◆ **Given task**: Copy out every line that contains the word "оставите".

◆ **Task data**:
────────────────────────────────────────
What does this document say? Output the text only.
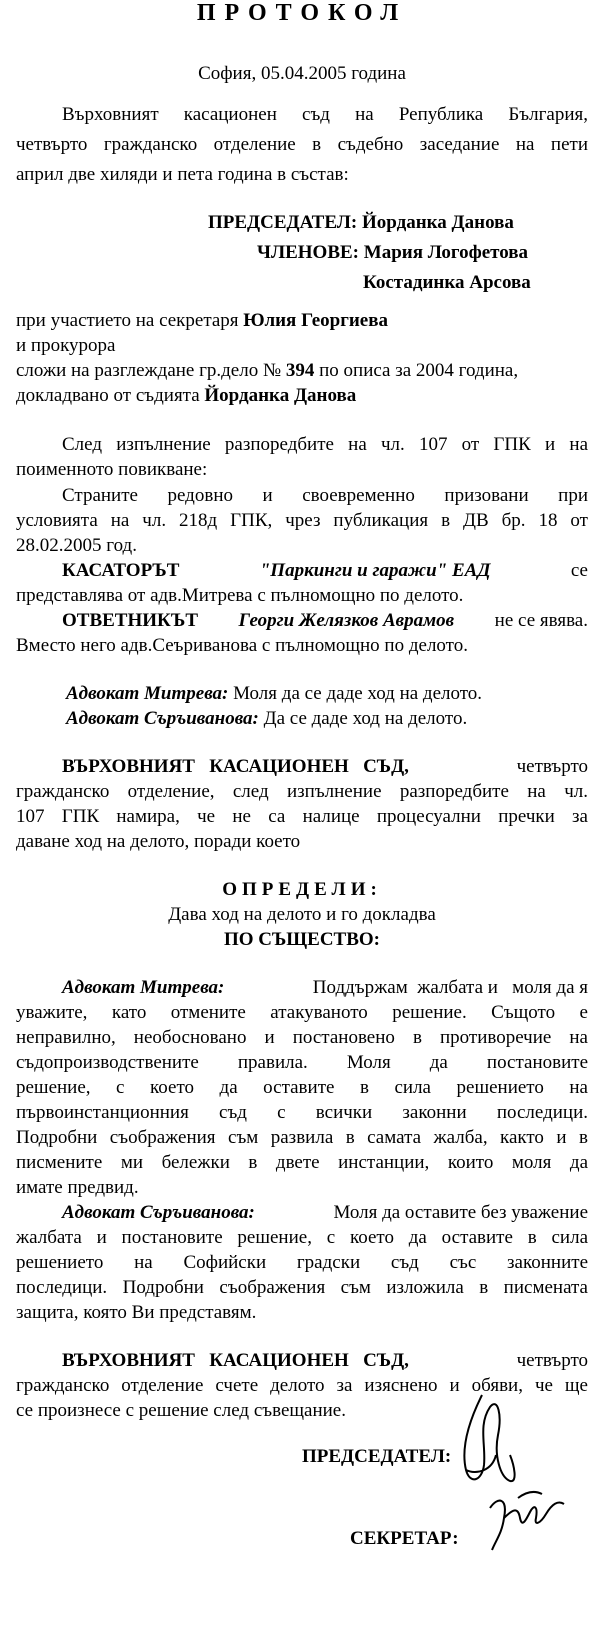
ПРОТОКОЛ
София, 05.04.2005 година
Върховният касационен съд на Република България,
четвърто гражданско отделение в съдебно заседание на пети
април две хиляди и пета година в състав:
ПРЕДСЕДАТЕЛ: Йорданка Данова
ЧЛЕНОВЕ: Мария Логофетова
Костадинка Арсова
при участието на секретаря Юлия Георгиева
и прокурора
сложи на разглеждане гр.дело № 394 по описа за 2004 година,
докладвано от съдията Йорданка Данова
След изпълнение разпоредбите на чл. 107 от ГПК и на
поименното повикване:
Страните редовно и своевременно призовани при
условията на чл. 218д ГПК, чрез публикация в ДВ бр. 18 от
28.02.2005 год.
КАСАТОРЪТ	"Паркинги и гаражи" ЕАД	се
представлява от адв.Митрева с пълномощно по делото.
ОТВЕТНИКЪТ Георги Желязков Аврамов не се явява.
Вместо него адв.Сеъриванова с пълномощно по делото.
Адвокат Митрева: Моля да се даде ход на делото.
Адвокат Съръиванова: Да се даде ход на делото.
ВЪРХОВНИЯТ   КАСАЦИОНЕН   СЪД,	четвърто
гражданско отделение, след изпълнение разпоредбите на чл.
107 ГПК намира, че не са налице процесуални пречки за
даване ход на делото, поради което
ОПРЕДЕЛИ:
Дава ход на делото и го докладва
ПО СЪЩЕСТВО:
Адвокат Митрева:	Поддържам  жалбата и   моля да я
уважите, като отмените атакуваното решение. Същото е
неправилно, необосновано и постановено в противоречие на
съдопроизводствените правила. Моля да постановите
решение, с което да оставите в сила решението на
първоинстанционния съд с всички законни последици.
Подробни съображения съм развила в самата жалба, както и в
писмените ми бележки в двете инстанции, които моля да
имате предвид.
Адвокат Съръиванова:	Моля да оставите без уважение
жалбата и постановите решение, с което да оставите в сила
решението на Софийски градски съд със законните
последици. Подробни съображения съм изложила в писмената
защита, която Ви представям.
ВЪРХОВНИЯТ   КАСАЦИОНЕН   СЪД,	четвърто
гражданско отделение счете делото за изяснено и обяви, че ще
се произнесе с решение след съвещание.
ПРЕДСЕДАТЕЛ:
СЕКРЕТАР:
────────────────────────────────────────
◆ **Exercise output**:
решение, с което да оставите в сила решението на
Адвокат Съръиванова:	Моля да оставите без уважение
жалбата и постановите решение, с което да оставите в сила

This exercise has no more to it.